### [Stored data]
━━━━━━━━━━━━━━━━━━━━━━━━━━━━━━

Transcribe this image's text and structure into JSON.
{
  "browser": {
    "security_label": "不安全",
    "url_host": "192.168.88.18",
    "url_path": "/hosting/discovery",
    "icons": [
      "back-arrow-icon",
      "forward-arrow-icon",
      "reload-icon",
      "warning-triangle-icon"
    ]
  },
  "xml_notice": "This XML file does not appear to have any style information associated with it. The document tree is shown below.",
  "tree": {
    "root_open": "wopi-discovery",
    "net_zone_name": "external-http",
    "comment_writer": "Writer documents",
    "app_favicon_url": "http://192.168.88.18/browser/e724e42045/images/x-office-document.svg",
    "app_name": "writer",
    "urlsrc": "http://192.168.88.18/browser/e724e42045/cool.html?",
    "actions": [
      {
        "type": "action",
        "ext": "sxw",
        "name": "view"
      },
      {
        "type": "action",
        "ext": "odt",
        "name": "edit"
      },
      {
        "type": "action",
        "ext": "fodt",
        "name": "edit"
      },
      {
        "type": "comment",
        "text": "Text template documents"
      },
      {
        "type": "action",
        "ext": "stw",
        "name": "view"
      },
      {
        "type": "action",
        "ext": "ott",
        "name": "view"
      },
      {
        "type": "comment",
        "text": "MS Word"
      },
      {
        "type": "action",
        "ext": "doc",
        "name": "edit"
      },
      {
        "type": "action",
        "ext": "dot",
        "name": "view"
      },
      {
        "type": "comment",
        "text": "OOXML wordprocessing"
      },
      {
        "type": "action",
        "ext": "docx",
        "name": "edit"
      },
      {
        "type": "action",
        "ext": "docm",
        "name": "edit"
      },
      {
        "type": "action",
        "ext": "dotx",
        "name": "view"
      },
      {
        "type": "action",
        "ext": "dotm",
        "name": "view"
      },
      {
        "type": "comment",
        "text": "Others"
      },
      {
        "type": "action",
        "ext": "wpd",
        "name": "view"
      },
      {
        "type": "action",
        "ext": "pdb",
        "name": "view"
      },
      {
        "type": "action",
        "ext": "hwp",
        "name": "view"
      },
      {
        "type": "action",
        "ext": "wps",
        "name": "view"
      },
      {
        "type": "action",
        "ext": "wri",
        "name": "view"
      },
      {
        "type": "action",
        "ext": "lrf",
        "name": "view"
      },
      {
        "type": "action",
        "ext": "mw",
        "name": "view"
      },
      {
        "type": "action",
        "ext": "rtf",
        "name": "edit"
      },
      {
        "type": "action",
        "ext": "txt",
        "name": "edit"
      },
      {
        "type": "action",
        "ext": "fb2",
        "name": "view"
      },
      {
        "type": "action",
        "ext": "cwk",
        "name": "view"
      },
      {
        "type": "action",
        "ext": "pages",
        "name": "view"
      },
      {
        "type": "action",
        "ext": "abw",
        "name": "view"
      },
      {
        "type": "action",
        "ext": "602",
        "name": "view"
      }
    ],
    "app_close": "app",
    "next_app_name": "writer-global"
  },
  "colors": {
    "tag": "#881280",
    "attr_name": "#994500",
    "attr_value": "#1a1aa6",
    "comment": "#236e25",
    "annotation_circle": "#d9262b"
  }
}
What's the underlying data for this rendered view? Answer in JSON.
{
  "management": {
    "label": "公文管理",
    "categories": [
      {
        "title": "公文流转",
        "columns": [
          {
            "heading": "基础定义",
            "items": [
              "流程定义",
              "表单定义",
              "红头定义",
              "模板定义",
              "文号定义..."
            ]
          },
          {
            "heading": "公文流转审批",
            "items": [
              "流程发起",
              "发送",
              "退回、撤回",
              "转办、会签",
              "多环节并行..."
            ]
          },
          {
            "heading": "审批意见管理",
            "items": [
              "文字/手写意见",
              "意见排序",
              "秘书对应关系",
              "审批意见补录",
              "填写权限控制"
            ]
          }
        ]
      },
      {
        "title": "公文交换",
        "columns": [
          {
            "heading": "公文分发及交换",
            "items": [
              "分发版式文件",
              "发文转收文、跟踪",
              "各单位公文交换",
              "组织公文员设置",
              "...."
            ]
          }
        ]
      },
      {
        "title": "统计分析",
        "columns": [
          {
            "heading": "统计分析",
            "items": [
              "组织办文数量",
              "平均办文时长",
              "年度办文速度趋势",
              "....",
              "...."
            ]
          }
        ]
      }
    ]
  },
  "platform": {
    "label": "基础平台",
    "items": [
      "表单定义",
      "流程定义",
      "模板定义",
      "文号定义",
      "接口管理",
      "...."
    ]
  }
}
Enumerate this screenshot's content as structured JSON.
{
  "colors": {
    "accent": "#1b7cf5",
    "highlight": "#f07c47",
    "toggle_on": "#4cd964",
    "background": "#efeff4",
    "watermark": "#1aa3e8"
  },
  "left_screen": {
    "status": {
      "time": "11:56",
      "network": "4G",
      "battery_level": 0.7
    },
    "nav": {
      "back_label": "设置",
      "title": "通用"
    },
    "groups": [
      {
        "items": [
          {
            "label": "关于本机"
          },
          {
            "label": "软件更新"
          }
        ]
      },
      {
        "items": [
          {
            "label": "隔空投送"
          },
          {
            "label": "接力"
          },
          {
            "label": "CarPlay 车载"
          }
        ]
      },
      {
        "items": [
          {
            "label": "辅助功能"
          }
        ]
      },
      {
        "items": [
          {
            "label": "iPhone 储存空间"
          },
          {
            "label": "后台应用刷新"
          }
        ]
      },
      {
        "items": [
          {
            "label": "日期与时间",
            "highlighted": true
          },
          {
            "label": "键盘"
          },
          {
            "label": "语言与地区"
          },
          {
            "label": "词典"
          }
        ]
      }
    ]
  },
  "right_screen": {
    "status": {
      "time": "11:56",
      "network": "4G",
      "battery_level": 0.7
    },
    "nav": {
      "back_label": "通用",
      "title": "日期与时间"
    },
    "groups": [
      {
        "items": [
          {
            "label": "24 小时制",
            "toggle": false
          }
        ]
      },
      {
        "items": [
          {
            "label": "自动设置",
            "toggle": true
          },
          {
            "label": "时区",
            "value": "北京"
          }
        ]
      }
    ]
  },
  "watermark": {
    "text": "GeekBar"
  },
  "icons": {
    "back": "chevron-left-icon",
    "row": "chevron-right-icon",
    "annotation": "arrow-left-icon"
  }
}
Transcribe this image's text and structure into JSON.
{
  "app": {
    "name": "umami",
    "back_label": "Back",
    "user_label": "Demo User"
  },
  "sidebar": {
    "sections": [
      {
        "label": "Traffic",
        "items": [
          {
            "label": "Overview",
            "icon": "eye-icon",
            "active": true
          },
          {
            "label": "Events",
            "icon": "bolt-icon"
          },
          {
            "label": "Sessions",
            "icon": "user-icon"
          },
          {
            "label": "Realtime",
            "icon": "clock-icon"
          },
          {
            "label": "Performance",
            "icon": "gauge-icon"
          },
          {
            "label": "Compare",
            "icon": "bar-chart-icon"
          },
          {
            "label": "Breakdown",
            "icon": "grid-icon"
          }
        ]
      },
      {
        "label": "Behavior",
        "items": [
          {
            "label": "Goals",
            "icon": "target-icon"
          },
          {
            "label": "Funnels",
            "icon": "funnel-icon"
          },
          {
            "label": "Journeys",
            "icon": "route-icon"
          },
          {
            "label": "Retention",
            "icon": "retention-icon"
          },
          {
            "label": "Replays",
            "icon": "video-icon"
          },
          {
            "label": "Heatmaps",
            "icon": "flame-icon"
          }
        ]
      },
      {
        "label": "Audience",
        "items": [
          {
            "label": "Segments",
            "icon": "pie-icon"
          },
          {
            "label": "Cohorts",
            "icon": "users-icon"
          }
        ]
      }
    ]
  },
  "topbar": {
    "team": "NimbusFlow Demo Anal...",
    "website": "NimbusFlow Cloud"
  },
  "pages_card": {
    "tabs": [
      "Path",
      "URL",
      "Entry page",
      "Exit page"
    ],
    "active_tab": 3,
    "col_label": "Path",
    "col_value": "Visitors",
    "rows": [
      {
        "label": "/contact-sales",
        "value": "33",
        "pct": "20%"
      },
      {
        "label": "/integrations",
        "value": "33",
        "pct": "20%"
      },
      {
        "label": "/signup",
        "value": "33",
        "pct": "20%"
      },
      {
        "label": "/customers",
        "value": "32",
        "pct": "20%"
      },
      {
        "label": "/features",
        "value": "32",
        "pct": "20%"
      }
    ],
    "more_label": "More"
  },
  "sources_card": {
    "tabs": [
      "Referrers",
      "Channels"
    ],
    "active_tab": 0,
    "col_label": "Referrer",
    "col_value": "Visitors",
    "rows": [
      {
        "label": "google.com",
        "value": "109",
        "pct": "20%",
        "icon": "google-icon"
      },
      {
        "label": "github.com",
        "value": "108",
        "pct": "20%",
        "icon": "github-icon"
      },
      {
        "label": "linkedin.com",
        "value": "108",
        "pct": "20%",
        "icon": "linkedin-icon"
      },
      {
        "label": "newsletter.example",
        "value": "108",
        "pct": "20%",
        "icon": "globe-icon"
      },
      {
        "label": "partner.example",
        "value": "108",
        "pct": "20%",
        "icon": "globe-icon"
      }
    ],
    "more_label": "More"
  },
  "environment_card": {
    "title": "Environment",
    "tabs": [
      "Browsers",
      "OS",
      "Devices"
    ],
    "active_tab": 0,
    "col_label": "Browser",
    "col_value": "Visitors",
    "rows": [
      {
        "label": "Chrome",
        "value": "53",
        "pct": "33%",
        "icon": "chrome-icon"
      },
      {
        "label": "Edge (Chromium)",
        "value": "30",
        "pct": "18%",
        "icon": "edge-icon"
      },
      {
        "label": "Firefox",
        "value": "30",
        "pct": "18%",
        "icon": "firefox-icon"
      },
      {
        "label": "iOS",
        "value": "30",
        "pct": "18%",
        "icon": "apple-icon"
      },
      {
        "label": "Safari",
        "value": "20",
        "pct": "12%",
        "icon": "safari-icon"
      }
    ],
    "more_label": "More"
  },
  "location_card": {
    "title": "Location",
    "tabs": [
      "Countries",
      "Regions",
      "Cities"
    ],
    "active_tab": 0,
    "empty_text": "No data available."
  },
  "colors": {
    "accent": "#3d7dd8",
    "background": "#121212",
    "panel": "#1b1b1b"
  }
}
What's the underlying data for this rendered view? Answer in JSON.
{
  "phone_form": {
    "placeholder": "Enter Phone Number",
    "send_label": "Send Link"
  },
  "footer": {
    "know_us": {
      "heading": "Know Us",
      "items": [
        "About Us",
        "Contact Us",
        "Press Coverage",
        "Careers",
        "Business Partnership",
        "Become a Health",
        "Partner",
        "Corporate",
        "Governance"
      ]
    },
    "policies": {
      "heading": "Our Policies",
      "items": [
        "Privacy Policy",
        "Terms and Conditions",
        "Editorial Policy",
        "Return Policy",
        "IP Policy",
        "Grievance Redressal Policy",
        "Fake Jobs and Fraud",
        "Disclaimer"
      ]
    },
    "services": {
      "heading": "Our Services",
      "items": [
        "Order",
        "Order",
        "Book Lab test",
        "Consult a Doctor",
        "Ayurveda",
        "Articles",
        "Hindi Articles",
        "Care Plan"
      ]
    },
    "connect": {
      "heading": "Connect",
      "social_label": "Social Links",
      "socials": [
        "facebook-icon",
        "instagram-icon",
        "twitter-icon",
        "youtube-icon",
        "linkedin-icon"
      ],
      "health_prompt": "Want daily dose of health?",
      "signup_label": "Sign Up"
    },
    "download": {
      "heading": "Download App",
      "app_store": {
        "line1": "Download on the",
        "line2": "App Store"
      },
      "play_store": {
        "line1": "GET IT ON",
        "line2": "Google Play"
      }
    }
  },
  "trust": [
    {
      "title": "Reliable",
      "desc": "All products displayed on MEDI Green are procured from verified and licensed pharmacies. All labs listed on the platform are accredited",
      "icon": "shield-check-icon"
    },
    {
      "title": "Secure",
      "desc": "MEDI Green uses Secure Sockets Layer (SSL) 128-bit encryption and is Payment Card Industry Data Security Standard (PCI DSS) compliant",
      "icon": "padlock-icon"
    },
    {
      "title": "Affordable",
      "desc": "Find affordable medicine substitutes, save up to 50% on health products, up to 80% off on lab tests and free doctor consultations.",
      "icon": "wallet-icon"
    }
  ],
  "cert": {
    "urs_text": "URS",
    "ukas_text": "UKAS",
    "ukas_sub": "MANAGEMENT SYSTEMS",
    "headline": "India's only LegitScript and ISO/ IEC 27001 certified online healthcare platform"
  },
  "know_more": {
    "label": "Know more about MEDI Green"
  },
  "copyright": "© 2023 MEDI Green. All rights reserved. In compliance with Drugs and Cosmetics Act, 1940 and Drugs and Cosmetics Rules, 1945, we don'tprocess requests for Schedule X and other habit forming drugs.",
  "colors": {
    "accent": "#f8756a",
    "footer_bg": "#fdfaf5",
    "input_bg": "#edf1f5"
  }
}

━━━━━━━━━━━━━━━━━━━━━━━━━━━━━━

### [Written problem]
Which lines include the word "tree"? List them all.

### [Final result]
  "xml_notice": "This XML file does not appear to have any style information associated with it. The document tree is shown below.",
  "tree": {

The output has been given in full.